§ EXERCISE REQUIREMENTS:
Write out each line from the data below that includes the word "Сакский".

○ ○ ○ ○ ○ ○ ○

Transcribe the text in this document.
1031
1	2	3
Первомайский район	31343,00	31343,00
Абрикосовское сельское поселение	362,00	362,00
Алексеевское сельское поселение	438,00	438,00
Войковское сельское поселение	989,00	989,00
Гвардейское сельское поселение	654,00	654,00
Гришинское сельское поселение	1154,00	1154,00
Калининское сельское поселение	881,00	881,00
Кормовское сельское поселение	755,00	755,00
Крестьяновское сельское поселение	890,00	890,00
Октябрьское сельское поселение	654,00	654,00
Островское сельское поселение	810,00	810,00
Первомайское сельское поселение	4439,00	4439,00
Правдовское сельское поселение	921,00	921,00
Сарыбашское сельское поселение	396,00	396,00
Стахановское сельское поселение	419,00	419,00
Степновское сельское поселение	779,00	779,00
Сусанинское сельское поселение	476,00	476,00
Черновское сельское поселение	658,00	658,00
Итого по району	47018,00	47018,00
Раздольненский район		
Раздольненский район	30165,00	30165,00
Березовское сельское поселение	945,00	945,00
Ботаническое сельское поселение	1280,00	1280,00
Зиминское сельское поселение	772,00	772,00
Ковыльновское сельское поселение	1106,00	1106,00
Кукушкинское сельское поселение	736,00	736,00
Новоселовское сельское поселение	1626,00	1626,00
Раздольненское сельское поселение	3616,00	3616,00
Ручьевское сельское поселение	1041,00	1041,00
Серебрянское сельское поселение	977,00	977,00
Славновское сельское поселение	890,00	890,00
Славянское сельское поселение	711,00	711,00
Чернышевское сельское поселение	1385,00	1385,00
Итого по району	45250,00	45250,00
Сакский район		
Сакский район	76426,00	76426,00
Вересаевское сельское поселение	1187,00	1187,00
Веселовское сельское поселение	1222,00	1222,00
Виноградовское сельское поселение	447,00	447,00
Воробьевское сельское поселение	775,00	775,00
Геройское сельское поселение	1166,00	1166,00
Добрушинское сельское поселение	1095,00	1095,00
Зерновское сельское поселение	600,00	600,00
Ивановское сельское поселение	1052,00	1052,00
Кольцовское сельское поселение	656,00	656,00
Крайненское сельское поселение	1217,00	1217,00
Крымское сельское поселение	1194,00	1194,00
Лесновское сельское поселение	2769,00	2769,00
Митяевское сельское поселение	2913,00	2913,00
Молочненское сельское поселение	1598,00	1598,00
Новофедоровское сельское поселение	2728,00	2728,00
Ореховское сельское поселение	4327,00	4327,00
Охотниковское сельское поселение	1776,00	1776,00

○ ○ ○ ○ ○ ○ ○

§ SOLUTION TO THIS EXERCISE:
Сакский район		
Сакский район	76426,00	76426,00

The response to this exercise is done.